[Dataset records]

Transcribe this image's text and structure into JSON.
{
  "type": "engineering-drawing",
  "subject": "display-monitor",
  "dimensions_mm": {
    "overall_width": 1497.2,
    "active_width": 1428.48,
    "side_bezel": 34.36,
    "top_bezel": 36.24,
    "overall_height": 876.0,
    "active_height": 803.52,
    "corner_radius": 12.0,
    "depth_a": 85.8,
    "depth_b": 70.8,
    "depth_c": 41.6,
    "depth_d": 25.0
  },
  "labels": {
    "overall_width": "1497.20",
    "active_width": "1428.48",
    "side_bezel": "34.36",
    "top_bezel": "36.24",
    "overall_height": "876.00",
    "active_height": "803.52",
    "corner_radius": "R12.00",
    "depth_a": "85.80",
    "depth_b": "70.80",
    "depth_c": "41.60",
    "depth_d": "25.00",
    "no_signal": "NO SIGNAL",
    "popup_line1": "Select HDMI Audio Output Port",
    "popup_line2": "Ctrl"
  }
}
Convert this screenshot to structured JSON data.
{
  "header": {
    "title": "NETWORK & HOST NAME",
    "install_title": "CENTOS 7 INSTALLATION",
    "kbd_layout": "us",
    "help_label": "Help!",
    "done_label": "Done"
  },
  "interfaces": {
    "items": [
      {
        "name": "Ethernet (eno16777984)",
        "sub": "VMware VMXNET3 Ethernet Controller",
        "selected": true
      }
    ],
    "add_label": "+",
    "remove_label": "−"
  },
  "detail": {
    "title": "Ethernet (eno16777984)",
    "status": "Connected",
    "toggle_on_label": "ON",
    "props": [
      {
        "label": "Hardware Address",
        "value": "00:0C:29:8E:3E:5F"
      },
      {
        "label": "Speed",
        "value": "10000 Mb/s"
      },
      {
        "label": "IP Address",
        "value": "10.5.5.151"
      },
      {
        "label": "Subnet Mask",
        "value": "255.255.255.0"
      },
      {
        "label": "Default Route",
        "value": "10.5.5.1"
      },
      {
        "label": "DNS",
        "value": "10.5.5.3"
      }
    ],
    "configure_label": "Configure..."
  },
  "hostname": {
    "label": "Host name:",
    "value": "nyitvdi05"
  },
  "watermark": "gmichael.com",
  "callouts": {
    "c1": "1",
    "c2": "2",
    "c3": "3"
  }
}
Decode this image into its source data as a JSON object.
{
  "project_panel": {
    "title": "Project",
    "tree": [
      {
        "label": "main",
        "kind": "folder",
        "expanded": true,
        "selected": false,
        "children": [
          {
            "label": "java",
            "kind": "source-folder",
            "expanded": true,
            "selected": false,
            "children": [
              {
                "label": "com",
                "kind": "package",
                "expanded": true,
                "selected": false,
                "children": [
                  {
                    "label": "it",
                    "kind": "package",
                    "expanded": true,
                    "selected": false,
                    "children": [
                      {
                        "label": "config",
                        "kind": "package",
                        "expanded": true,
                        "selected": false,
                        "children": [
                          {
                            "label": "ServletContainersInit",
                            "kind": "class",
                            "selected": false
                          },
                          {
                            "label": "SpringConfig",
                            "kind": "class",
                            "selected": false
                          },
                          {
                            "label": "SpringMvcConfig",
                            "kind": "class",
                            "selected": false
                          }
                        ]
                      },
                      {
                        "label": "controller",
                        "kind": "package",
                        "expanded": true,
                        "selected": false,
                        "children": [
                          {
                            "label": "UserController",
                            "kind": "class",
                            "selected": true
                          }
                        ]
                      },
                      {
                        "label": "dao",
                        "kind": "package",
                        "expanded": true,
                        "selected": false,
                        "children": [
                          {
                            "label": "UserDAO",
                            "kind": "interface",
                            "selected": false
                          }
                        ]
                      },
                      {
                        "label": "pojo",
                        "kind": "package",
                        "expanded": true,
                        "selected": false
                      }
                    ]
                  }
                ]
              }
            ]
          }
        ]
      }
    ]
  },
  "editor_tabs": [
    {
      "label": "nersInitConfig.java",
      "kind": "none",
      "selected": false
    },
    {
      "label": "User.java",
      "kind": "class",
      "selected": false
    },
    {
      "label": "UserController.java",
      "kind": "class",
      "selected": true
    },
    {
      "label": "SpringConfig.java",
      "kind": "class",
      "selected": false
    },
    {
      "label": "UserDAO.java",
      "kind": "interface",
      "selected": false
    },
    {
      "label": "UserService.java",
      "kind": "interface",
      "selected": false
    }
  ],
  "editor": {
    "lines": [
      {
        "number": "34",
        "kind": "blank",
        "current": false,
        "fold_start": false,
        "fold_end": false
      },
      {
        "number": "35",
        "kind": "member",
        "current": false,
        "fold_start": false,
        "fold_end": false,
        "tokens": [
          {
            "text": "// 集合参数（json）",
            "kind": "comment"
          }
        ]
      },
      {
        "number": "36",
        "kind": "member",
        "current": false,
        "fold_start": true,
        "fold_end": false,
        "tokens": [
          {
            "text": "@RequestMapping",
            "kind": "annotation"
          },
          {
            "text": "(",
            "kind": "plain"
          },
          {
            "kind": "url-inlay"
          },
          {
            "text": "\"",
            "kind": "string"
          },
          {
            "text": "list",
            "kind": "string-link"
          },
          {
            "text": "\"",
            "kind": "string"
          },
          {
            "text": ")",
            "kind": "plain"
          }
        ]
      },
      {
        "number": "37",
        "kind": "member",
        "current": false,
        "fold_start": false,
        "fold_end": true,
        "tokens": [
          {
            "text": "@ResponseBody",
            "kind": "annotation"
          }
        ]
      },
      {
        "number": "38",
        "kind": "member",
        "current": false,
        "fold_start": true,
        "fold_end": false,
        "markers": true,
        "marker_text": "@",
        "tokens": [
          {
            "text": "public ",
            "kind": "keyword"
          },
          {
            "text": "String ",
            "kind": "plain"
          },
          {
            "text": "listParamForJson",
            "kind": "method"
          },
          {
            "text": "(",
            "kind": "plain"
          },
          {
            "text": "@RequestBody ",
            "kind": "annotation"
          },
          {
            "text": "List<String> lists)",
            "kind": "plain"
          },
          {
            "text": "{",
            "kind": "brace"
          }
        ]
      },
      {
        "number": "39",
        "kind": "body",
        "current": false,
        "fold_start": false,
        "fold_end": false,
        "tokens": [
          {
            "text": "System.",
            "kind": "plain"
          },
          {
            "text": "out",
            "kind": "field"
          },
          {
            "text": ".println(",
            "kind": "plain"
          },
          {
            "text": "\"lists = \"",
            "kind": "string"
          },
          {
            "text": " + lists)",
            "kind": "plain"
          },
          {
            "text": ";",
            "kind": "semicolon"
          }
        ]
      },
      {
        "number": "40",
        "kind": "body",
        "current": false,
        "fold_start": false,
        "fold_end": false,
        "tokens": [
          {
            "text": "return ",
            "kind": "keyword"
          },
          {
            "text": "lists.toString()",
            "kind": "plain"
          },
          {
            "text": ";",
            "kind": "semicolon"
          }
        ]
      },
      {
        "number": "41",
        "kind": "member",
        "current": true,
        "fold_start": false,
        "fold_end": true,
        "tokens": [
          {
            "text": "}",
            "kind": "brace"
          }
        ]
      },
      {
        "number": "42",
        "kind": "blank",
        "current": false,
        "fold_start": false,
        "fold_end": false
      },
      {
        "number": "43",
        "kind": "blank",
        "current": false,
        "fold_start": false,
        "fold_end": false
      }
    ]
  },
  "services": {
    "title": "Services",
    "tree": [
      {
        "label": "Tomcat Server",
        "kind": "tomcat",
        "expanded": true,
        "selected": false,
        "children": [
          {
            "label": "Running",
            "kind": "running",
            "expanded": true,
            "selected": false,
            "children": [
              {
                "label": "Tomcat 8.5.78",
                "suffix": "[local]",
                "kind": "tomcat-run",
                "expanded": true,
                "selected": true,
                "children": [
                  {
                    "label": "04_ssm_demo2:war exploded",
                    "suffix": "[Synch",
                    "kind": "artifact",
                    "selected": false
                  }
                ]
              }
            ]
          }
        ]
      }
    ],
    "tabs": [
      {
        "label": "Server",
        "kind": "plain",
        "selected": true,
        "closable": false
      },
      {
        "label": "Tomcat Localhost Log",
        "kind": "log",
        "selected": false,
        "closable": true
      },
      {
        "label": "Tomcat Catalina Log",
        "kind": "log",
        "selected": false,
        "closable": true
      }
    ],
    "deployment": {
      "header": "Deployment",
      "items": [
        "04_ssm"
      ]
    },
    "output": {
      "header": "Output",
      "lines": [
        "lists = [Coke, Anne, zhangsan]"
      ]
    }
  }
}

» **Your objective**: Which lines include the word "into"? List them all.

» **Task solution**:
Transcribe this image's text and structure into JSON.
Decode this image into its source data as a JSON object.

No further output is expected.